Without the pictures, return all of the material exactly as written.

[BEGIN Records for the exercise]

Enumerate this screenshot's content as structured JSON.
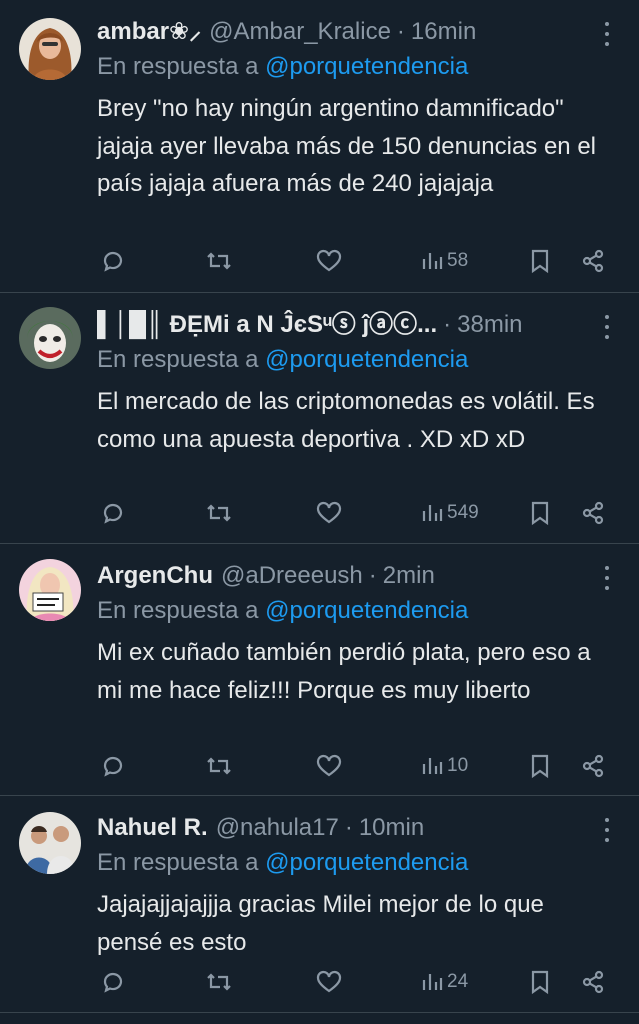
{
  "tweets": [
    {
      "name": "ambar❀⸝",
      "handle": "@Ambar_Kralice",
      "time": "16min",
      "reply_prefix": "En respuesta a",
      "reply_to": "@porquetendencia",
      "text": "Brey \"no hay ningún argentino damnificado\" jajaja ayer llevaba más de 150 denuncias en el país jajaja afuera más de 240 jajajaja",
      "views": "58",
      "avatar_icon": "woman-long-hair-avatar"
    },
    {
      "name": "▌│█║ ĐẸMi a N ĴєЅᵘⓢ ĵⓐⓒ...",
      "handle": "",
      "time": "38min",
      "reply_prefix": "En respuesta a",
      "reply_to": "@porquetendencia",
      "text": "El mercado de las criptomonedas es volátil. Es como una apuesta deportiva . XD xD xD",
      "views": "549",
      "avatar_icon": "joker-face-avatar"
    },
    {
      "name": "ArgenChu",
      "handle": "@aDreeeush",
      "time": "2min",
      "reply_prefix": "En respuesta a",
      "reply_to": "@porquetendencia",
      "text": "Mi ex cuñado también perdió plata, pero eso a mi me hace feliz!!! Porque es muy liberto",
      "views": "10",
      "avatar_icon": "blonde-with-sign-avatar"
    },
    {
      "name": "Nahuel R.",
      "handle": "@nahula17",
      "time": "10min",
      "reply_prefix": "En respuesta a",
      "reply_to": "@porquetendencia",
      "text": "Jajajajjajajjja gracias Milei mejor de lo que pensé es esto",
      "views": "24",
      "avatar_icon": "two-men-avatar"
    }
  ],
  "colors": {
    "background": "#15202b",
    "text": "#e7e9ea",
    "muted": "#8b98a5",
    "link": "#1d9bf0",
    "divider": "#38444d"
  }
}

[END Records for the exercise]

» Result of this task
Enumerate this screenshot's content as structured JSON.
{
  "tweets": [
    {
      "name": "ambar❀⸝",
      "handle": "@Ambar_Kralice",
      "time": "16min",
      "reply_prefix": "En respuesta a",
      "reply_to": "@porquetendencia",
      "text": "Brey \"no hay ningún argentino damnificado\" jajaja ayer llevaba más de 150 denuncias en el país jajaja afuera más de 240 jajajaja",
      "views": "58",
      "avatar_icon": "woman-long-hair-avatar"
    },
    {
      "name": "▌│█║ ĐẸMi a N ĴєЅᵘⓢ ĵⓐⓒ...",
      "handle": "",
      "time": "38min",
      "reply_prefix": "En respuesta a",
      "reply_to": "@porquetendencia",
      "text": "El mercado de las criptomonedas es volátil. Es como una apuesta deportiva . XD xD xD",
      "views": "549",
      "avatar_icon": "joker-face-avatar"
    },
    {
      "name": "ArgenChu",
      "handle": "@aDreeeush",
      "time": "2min",
      "reply_prefix": "En respuesta a",
      "reply_to": "@porquetendencia",
      "text": "Mi ex cuñado también perdió plata, pero eso a mi me hace feliz!!! Porque es muy liberto",
      "views": "10",
      "avatar_icon": "blonde-with-sign-avatar"
    },
    {
      "name": "Nahuel R.",
      "handle": "@nahula17",
      "time": "10min",
      "reply_prefix": "En respuesta a",
      "reply_to": "@porquetendencia",
      "text": "Jajajajjajajjja gracias Milei mejor de lo que pensé es esto",
      "views": "24",
      "avatar_icon": "two-men-avatar"
    }
  ],
  "colors": {
    "background": "#15202b",
    "text": "#e7e9ea",
    "muted": "#8b98a5",
    "link": "#1d9bf0",
    "divider": "#38444d"
  }
}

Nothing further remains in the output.